= What you are asked to do =
Locate and copy each line in the data that contains the word "технологія".

─── Provided material ───

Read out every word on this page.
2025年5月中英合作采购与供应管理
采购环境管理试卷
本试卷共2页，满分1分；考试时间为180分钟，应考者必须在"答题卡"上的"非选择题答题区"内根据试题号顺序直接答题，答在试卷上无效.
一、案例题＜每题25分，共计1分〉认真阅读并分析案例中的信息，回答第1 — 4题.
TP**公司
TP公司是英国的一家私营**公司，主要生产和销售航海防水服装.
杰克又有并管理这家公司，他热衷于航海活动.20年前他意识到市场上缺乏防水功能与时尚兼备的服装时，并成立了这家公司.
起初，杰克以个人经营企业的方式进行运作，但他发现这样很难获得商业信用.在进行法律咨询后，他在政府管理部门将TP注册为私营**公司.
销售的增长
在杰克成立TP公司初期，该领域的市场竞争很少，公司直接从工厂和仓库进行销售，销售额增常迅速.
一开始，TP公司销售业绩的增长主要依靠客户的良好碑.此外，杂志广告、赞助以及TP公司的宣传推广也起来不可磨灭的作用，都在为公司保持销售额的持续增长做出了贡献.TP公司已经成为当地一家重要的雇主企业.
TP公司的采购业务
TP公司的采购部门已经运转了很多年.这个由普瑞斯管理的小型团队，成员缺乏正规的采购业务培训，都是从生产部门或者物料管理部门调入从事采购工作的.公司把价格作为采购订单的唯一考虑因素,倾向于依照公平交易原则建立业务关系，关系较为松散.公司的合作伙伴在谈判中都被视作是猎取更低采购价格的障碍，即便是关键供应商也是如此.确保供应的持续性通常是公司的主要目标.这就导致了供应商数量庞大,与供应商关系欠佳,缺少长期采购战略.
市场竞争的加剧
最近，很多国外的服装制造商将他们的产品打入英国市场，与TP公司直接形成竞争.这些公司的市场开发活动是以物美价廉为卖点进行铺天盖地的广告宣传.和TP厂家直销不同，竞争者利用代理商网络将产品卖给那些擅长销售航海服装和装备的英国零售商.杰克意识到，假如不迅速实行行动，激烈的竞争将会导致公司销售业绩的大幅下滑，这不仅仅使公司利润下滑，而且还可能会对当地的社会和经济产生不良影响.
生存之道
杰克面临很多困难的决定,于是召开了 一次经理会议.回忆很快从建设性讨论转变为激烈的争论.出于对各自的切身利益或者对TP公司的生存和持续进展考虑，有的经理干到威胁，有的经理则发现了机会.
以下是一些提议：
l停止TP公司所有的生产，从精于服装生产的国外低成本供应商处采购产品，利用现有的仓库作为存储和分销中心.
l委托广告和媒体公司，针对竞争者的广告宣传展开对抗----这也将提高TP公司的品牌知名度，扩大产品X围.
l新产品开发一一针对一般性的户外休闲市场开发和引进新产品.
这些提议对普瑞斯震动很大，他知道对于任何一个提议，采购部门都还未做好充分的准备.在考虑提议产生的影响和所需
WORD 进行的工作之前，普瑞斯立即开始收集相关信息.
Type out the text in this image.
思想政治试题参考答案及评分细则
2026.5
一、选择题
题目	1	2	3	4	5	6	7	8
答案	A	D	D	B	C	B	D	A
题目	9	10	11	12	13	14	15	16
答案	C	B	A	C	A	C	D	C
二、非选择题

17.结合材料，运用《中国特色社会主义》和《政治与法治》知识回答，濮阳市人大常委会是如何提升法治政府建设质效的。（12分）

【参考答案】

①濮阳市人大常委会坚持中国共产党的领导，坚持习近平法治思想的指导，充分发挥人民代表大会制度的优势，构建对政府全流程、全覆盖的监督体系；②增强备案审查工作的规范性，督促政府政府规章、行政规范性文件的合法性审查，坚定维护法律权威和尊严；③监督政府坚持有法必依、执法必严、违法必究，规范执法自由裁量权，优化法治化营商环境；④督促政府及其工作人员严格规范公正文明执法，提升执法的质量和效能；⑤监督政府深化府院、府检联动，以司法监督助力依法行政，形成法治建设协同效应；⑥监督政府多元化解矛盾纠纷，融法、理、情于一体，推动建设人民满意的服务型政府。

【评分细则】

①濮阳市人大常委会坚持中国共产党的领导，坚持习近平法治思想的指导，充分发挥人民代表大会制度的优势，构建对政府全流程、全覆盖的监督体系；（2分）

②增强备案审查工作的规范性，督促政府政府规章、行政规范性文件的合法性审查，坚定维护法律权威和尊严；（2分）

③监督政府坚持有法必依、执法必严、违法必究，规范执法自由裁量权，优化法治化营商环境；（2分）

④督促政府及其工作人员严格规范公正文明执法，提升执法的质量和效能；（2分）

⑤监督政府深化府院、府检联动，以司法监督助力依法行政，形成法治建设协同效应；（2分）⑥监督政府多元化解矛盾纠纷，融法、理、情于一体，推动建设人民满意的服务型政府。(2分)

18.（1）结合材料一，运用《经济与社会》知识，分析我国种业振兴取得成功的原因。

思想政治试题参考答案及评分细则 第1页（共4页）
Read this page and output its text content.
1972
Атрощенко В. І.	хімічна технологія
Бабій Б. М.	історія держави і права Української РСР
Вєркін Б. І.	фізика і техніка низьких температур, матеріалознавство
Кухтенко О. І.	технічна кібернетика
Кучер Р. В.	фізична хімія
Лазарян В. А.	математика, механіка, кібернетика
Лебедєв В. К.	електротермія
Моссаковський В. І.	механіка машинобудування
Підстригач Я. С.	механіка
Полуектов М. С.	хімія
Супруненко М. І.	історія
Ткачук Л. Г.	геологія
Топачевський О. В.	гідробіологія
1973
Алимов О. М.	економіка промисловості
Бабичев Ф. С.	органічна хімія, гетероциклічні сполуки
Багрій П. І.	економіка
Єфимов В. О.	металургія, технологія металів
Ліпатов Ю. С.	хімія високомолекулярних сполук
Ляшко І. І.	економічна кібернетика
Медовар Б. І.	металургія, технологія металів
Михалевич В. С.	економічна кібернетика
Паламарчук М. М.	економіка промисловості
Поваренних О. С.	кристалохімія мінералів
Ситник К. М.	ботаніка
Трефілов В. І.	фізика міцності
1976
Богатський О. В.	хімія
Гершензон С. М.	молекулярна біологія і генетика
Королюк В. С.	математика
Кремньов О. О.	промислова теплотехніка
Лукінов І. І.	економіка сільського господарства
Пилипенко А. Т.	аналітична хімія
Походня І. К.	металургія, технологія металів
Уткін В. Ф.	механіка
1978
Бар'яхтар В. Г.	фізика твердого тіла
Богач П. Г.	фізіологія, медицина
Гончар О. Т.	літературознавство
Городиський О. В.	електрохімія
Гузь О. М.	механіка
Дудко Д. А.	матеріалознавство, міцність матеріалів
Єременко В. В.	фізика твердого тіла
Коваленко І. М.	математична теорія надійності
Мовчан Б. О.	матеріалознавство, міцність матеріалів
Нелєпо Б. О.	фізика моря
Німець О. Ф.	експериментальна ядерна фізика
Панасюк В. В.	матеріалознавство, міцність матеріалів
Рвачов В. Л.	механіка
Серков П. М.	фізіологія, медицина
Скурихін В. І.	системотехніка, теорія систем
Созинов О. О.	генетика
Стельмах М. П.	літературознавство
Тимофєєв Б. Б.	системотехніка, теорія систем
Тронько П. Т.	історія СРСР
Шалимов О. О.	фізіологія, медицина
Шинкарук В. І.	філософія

───

= Solution to the problem =
Атрощенко В. І.	хімічна технологія
Єфимов В. О.	металургія, технологія металів
Медовар Б. І.	металургія, технологія металів
Походня І. К.	металургія, технологія металів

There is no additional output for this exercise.